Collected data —

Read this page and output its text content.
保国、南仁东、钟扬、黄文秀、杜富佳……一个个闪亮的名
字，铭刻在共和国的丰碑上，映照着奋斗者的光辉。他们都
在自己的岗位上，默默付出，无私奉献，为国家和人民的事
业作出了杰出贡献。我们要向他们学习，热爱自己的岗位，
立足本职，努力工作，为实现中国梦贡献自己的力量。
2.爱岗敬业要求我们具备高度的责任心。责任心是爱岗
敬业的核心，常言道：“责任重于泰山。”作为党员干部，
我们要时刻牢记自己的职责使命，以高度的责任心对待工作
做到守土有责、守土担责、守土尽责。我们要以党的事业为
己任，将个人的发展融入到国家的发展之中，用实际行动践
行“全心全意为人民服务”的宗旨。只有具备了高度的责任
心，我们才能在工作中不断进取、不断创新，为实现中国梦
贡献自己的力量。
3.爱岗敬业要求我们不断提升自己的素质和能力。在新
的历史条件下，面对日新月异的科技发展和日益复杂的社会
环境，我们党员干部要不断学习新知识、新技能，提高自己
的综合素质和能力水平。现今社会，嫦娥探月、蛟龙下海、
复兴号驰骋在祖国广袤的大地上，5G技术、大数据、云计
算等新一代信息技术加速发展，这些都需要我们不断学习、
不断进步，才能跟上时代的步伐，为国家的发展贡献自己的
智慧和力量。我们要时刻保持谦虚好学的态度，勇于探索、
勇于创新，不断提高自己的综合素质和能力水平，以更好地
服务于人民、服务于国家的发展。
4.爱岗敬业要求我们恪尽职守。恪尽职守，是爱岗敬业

---

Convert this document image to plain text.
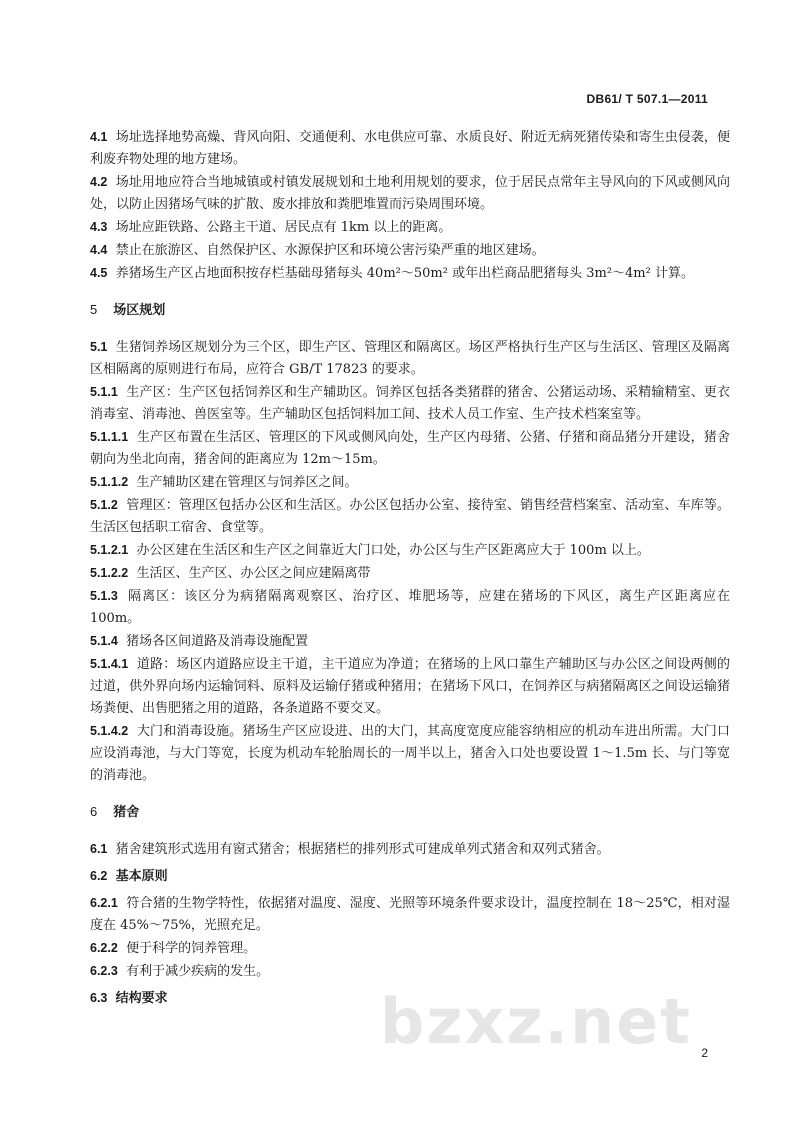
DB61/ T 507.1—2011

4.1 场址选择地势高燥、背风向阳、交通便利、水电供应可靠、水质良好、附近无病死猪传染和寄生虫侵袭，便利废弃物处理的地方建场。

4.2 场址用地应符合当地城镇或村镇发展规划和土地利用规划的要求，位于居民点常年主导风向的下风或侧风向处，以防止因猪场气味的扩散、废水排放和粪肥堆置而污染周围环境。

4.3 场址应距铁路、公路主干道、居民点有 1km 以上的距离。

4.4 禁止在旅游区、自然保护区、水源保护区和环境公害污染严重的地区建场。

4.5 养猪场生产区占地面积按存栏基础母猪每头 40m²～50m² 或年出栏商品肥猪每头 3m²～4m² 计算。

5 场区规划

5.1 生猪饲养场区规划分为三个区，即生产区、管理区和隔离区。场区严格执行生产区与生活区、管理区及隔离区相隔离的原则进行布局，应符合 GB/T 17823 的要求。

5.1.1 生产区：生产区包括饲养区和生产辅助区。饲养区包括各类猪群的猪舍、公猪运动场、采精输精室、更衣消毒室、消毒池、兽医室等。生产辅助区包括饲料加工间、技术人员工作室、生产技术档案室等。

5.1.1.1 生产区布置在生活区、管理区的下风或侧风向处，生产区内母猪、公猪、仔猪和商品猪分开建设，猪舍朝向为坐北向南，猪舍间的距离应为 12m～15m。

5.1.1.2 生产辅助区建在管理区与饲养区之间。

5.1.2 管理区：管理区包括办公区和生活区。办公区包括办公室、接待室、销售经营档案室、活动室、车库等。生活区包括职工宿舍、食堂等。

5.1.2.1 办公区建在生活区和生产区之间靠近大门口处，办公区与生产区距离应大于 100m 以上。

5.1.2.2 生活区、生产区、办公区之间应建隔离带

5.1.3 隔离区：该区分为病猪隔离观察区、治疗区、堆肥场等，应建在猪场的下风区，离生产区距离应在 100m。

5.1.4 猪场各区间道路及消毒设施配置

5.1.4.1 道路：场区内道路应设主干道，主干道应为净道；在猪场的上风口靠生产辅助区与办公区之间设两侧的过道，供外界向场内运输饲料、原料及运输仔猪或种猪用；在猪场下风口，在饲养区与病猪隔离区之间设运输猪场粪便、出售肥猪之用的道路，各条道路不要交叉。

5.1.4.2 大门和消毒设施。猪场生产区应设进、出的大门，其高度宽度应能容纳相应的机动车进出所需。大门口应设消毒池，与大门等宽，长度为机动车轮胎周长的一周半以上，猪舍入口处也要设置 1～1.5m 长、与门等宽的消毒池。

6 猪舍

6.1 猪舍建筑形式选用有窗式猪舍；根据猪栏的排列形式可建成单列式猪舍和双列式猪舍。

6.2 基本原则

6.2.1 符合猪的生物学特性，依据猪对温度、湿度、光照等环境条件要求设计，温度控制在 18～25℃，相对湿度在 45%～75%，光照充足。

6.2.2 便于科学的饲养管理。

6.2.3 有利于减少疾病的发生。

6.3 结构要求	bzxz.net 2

What you need to do — Using the entries above, state how many lines include the word "text", with no other words.

Result of the task — 2